* _Exercise details_
What is the number of lines holding the word "Anatomy"? Give that number alone.

## Begin Dataset records

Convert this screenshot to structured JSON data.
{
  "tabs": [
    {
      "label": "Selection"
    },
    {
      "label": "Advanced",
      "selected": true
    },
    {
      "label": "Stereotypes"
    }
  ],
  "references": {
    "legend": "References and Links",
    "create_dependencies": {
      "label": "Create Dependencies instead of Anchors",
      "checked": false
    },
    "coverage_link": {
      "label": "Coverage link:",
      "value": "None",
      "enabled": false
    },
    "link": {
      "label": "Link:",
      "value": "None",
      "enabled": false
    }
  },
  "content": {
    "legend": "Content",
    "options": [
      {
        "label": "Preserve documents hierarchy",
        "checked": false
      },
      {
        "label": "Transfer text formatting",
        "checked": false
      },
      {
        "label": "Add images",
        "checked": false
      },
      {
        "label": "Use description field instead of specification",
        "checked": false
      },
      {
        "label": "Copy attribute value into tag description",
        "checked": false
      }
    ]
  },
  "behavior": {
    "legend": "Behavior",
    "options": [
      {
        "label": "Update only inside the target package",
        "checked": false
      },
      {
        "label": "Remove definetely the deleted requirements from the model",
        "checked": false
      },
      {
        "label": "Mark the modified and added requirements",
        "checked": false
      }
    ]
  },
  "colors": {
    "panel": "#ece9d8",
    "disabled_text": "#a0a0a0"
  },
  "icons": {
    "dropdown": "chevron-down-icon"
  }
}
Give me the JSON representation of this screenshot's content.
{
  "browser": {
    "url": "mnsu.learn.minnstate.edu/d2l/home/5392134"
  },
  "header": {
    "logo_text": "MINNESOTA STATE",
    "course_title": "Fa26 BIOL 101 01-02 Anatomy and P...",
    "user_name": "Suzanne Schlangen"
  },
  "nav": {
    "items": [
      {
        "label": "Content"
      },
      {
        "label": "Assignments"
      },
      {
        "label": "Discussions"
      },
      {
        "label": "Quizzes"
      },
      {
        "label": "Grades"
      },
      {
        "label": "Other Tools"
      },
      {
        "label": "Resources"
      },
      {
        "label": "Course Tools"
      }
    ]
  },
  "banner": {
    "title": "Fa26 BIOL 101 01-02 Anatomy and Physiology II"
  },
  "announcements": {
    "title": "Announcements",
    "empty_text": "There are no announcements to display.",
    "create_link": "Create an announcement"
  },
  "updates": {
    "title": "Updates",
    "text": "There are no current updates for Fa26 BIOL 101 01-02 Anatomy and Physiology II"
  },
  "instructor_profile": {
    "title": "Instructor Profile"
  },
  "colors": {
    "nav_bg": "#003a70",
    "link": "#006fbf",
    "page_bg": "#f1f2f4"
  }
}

## End Dataset records

* _Result of the exercise_
3